** start **

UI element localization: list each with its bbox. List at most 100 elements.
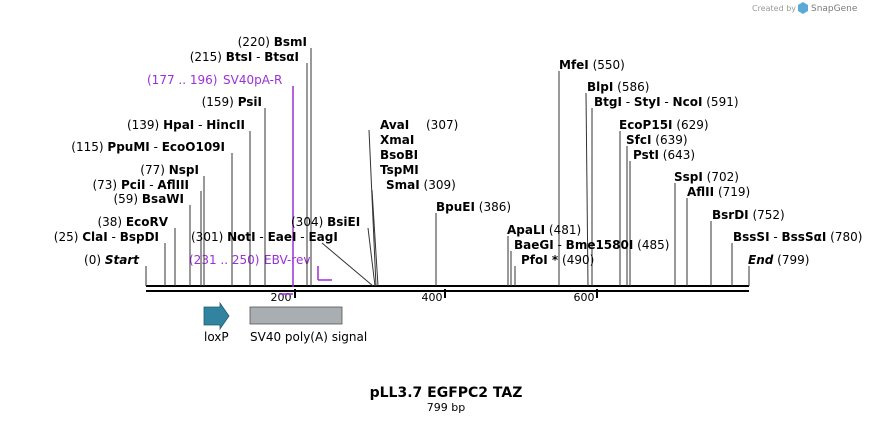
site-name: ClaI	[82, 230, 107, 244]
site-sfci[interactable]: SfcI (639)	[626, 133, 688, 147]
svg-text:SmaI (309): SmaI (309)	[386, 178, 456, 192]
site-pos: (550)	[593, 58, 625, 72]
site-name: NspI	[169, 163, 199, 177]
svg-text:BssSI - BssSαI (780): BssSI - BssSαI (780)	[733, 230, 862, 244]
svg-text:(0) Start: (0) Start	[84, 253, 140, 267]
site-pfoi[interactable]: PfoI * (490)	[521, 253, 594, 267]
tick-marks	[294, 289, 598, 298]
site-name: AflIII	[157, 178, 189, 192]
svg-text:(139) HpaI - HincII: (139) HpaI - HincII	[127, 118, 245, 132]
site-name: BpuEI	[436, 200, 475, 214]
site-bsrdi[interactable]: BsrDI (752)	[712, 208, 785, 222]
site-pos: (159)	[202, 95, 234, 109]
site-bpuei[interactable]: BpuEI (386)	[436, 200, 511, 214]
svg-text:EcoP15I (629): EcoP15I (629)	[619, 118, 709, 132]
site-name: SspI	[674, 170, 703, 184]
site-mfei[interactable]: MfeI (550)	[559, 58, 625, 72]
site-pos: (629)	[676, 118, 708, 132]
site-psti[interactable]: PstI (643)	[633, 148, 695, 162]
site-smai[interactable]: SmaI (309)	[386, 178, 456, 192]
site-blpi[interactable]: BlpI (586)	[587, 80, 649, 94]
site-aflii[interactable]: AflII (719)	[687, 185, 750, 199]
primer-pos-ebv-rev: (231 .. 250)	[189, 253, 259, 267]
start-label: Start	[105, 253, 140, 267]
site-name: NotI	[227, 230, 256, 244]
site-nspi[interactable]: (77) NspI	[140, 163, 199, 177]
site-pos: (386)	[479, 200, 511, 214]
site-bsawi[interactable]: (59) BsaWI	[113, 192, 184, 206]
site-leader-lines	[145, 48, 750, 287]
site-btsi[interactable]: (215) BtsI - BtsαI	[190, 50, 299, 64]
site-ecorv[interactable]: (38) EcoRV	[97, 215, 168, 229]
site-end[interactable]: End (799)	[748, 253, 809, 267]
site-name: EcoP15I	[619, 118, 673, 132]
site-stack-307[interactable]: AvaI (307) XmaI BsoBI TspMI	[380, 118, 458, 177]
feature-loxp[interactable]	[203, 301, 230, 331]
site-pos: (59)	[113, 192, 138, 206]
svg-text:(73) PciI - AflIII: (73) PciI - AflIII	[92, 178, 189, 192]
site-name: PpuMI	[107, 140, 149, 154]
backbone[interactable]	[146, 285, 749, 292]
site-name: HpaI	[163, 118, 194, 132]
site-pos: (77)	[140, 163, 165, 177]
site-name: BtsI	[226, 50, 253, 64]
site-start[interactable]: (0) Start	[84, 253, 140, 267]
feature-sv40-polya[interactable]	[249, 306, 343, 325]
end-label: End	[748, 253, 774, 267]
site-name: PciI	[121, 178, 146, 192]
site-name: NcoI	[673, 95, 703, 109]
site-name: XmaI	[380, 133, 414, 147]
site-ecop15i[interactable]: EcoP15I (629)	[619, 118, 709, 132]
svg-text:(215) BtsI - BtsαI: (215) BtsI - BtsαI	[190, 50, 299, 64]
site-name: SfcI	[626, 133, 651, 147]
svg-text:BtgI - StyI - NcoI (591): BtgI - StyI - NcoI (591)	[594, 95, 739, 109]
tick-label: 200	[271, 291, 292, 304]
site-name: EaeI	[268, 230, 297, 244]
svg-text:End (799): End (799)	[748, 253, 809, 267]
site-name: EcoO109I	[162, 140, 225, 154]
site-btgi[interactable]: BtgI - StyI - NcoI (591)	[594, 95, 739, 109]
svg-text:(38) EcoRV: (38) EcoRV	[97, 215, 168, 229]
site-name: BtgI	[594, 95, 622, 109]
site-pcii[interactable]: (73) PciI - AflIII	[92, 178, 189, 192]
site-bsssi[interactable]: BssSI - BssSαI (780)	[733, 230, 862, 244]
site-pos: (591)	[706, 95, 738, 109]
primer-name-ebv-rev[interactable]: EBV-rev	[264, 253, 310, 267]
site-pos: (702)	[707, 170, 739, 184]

** end **

- PROBLEM TO WORK ON:
Reproduce every line of the records above verbatim, omitting the pictures.

- EXERCISE ANSWER:
UI element localization: list each with its bbox. List at most 100 elements.
site-name: ClaI	[82, 230, 107, 244]
site-sfci[interactable]: SfcI (639)	[626, 133, 688, 147]
svg-text:SmaI (309): SmaI (309)	[386, 178, 456, 192]
site-pos: (550)	[593, 58, 625, 72]
site-name: NspI	[169, 163, 199, 177]
svg-text:BssSI - BssSαI (780): BssSI - BssSαI (780)	[733, 230, 862, 244]
svg-text:(0) Start: (0) Start	[84, 253, 140, 267]
site-pfoi[interactable]: PfoI * (490)	[521, 253, 594, 267]
tick-marks	[294, 289, 598, 298]
site-name: AflIII	[157, 178, 189, 192]
svg-text:(139) HpaI - HincII: (139) HpaI - HincII	[127, 118, 245, 132]
site-name: BpuEI	[436, 200, 475, 214]
site-bsrdi[interactable]: BsrDI (752)	[712, 208, 785, 222]
site-pos: (159)	[202, 95, 234, 109]
site-bpuei[interactable]: BpuEI (386)	[436, 200, 511, 214]
svg-text:EcoP15I (629): EcoP15I (629)	[619, 118, 709, 132]
site-name: SspI	[674, 170, 703, 184]
site-mfei[interactable]: MfeI (550)	[559, 58, 625, 72]
site-pos: (629)	[676, 118, 708, 132]
site-psti[interactable]: PstI (643)	[633, 148, 695, 162]
site-smai[interactable]: SmaI (309)	[386, 178, 456, 192]
site-blpi[interactable]: BlpI (586)	[587, 80, 649, 94]
site-aflii[interactable]: AflII (719)	[687, 185, 750, 199]
primer-pos-ebv-rev: (231 .. 250)	[189, 253, 259, 267]
start-label: Start	[105, 253, 140, 267]
site-name: NotI	[227, 230, 256, 244]
site-nspi[interactable]: (77) NspI	[140, 163, 199, 177]
site-pos: (386)	[479, 200, 511, 214]
site-bsawi[interactable]: (59) BsaWI	[113, 192, 184, 206]
site-leader-lines	[145, 48, 750, 287]
site-btsi[interactable]: (215) BtsI - BtsαI	[190, 50, 299, 64]
site-ecorv[interactable]: (38) EcoRV	[97, 215, 168, 229]
site-end[interactable]: End (799)	[748, 253, 809, 267]
site-name: EcoP15I	[619, 118, 673, 132]
site-stack-307[interactable]: AvaI (307) XmaI BsoBI TspMI	[380, 118, 458, 177]
feature-loxp[interactable]	[203, 301, 230, 331]
site-pos: (59)	[113, 192, 138, 206]
svg-text:(73) PciI - AflIII: (73) PciI - AflIII	[92, 178, 189, 192]
site-name: PpuMI	[107, 140, 149, 154]
backbone[interactable]	[146, 285, 749, 292]
site-name: HpaI	[163, 118, 194, 132]
site-pos: (77)	[140, 163, 165, 177]
site-name: BtsI	[226, 50, 253, 64]
site-start[interactable]: (0) Start	[84, 253, 140, 267]
feature-sv40-polya[interactable]	[249, 306, 343, 325]
end-label: End	[748, 253, 774, 267]
site-name: PciI	[121, 178, 146, 192]
site-name: NcoI	[673, 95, 703, 109]
site-name: XmaI	[380, 133, 414, 147]
site-ecop15i[interactable]: EcoP15I (629)	[619, 118, 709, 132]
svg-text:(215) BtsI - BtsαI: (215) BtsI - BtsαI	[190, 50, 299, 64]
site-name: SfcI	[626, 133, 651, 147]
svg-text:BtgI - StyI - NcoI (591): BtgI - StyI - NcoI (591)	[594, 95, 739, 109]
tick-label: 200	[271, 291, 292, 304]
site-name: EaeI	[268, 230, 297, 244]
svg-text:End (799): End (799)	[748, 253, 809, 267]
site-name: EcoO109I	[162, 140, 225, 154]
site-btgi[interactable]: BtgI - StyI - NcoI (591)	[594, 95, 739, 109]
svg-text:(38) EcoRV: (38) EcoRV	[97, 215, 168, 229]
site-name: BtgI	[594, 95, 622, 109]
site-pcii[interactable]: (73) PciI - AflIII	[92, 178, 189, 192]
site-bsssi[interactable]: BssSI - BssSαI (780)	[733, 230, 862, 244]
site-pos: (591)	[706, 95, 738, 109]
primer-name-ebv-rev[interactable]: EBV-rev	[264, 253, 310, 267]
site-pos: (702)	[707, 170, 739, 184]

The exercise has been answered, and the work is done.